**DIRECTIVE**
Please copy the following records word for word, keeping every line as it appears.
══ INPUT DATA
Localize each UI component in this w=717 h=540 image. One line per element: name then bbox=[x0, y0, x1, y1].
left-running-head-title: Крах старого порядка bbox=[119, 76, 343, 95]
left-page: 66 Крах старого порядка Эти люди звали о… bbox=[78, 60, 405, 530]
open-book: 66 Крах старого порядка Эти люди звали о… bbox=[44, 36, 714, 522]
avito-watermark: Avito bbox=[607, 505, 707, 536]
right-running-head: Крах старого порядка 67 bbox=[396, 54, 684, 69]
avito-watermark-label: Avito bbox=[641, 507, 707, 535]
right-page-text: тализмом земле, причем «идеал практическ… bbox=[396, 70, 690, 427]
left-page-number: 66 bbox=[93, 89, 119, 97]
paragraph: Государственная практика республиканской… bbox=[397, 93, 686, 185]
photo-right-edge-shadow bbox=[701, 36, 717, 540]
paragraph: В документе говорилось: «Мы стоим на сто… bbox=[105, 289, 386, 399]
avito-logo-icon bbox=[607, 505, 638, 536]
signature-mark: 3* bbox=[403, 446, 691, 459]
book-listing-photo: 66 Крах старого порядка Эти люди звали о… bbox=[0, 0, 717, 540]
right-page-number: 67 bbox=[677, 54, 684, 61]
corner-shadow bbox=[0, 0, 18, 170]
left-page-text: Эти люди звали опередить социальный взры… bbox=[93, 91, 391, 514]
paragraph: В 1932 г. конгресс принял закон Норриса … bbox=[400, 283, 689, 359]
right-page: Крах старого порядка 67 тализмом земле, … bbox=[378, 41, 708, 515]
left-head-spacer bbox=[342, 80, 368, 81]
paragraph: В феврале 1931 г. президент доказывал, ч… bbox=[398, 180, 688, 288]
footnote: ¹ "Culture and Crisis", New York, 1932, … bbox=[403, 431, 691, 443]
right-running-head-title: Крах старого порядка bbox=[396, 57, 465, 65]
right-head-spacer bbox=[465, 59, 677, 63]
════
**WRITTEN SOLUTION**
Localize each UI component in this w=717 h=540 image. One line per element: name then bbox=[x0, y0, x1, y1].
left-running-head-title: Крах старого порядка bbox=[119, 76, 343, 95]
left-page: 66 Крах старого порядка Эти люди звали о… bbox=[78, 60, 405, 530]
open-book: 66 Крах старого порядка Эти люди звали о… bbox=[44, 36, 714, 522]
avito-watermark: Avito bbox=[607, 505, 707, 536]
right-running-head: Крах старого порядка 67 bbox=[396, 54, 684, 69]
avito-watermark-label: Avito bbox=[641, 507, 707, 535]
right-page-text: тализмом земле, причем «идеал практическ… bbox=[396, 70, 690, 427]
left-page-number: 66 bbox=[93, 89, 119, 97]
paragraph: Государственная практика республиканской… bbox=[397, 93, 686, 185]
photo-right-edge-shadow bbox=[701, 36, 717, 540]
paragraph: В документе говорилось: «Мы стоим на сто… bbox=[105, 289, 386, 399]
avito-logo-icon bbox=[607, 505, 638, 536]
signature-mark: 3* bbox=[403, 446, 691, 459]
book-listing-photo: 66 Крах старого порядка Эти люди звали о… bbox=[0, 0, 717, 540]
right-page-number: 67 bbox=[677, 54, 684, 61]
corner-shadow bbox=[0, 0, 18, 170]
left-page-text: Эти люди звали опередить социальный взры… bbox=[93, 91, 391, 514]
paragraph: В 1932 г. конгресс принял закон Норриса … bbox=[400, 283, 689, 359]
right-page: Крах старого порядка 67 тализмом земле, … bbox=[378, 41, 708, 515]
left-head-spacer bbox=[342, 80, 368, 81]
paragraph: В феврале 1931 г. президент доказывал, ч… bbox=[398, 180, 688, 288]
footnote: ¹ "Culture and Crisis", New York, 1932, … bbox=[403, 431, 691, 443]
right-running-head-title: Крах старого порядка bbox=[396, 57, 465, 65]
right-head-spacer bbox=[465, 59, 677, 63]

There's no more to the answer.